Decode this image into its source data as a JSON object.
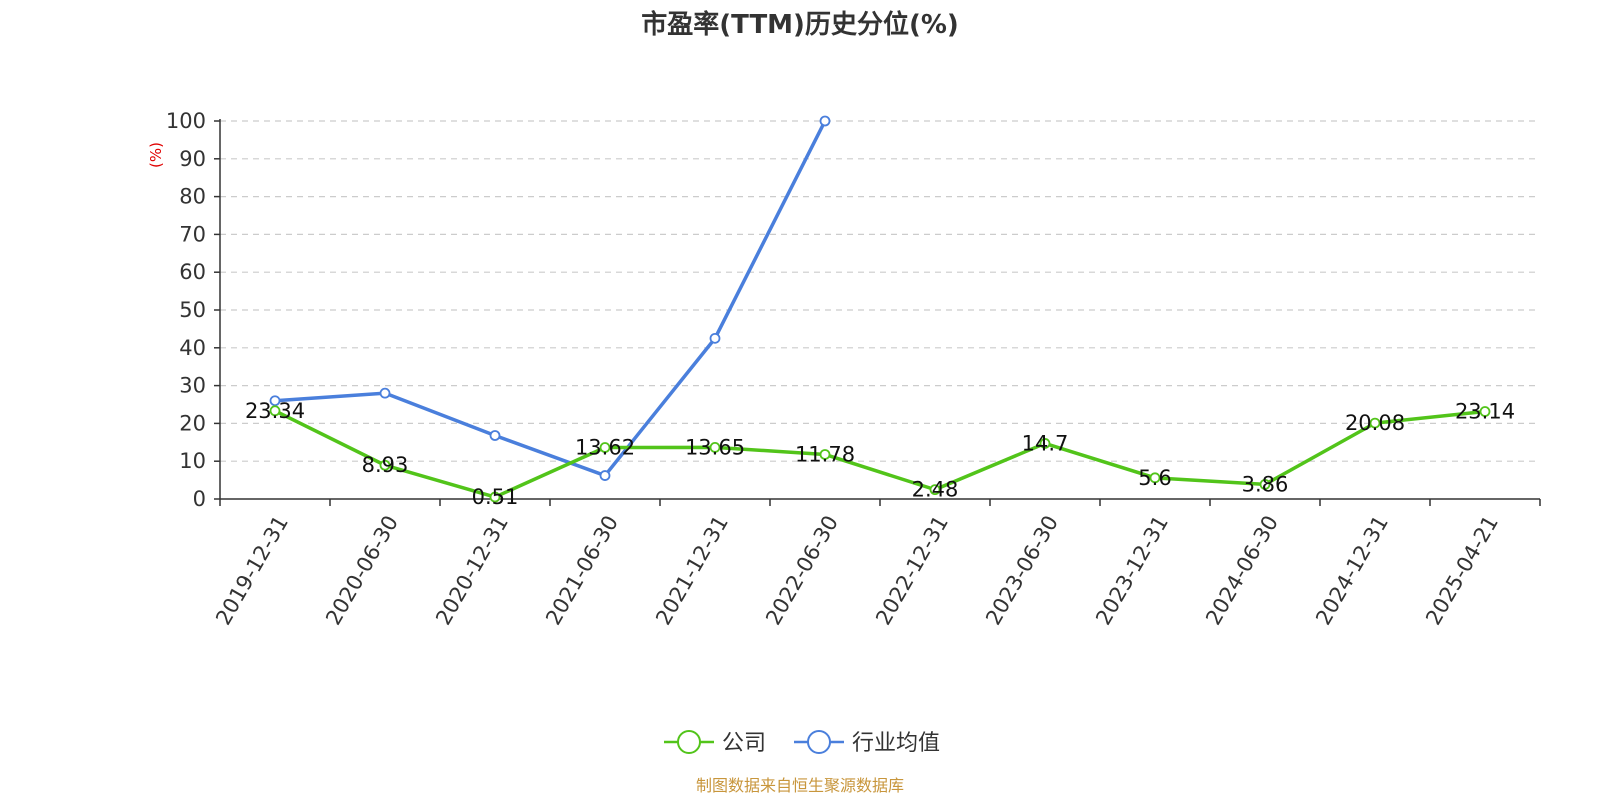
{
  "chart_data": {
    "type": "line",
    "title": "市盈率(TTM)历史分位(%)",
    "ylabel": "(%)",
    "xlabel": "",
    "ylim": [
      0,
      100
    ],
    "yticks": [
      0,
      10,
      20,
      30,
      40,
      50,
      60,
      70,
      80,
      90,
      100
    ],
    "grid": true,
    "legend_position": "bottom-center",
    "categories": [
      "2019-12-31",
      "2020-06-30",
      "2020-12-31",
      "2021-06-30",
      "2021-12-31",
      "2022-06-30",
      "2022-12-31",
      "2023-06-30",
      "2023-12-31",
      "2024-06-30",
      "2024-12-31",
      "2025-04-21"
    ],
    "series": [
      {
        "name": "公司",
        "color": "#52c41a",
        "values": [
          23.34,
          8.93,
          0.51,
          13.62,
          13.65,
          11.78,
          2.48,
          14.7,
          5.6,
          3.86,
          20.08,
          23.14
        ],
        "labels": [
          "23.34",
          "8.93",
          "0.51",
          "13.62",
          "13.65",
          "11.78",
          "2.48",
          "14.7",
          "5.6",
          "3.86",
          "20.08",
          "23.14"
        ]
      },
      {
        "name": "行业均值",
        "color": "#4a7fdc",
        "values": [
          26.0,
          28.0,
          16.8,
          6.2,
          42.5,
          100.0,
          null,
          null,
          null,
          null,
          null,
          null
        ]
      }
    ],
    "source": "制图数据来自恒生聚源数据库"
  }
}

Exercise requirements :: Without the pictures, print the whole listing exactly as given.

In response ::
Decode this image into its source data as a JSON object.
{
  "chart_data": {
    "type": "line",
    "title": "市盈率(TTM)历史分位(%)",
    "ylabel": "(%)",
    "xlabel": "",
    "ylim": [
      0,
      100
    ],
    "yticks": [
      0,
      10,
      20,
      30,
      40,
      50,
      60,
      70,
      80,
      90,
      100
    ],
    "grid": true,
    "legend_position": "bottom-center",
    "categories": [
      "2019-12-31",
      "2020-06-30",
      "2020-12-31",
      "2021-06-30",
      "2021-12-31",
      "2022-06-30",
      "2022-12-31",
      "2023-06-30",
      "2023-12-31",
      "2024-06-30",
      "2024-12-31",
      "2025-04-21"
    ],
    "series": [
      {
        "name": "公司",
        "color": "#52c41a",
        "values": [
          23.34,
          8.93,
          0.51,
          13.62,
          13.65,
          11.78,
          2.48,
          14.7,
          5.6,
          3.86,
          20.08,
          23.14
        ],
        "labels": [
          "23.34",
          "8.93",
          "0.51",
          "13.62",
          "13.65",
          "11.78",
          "2.48",
          "14.7",
          "5.6",
          "3.86",
          "20.08",
          "23.14"
        ]
      },
      {
        "name": "行业均值",
        "color": "#4a7fdc",
        "values": [
          26.0,
          28.0,
          16.8,
          6.2,
          42.5,
          100.0,
          null,
          null,
          null,
          null,
          null,
          null
        ]
      }
    ],
    "source": "制图数据来自恒生聚源数据库"
  }
}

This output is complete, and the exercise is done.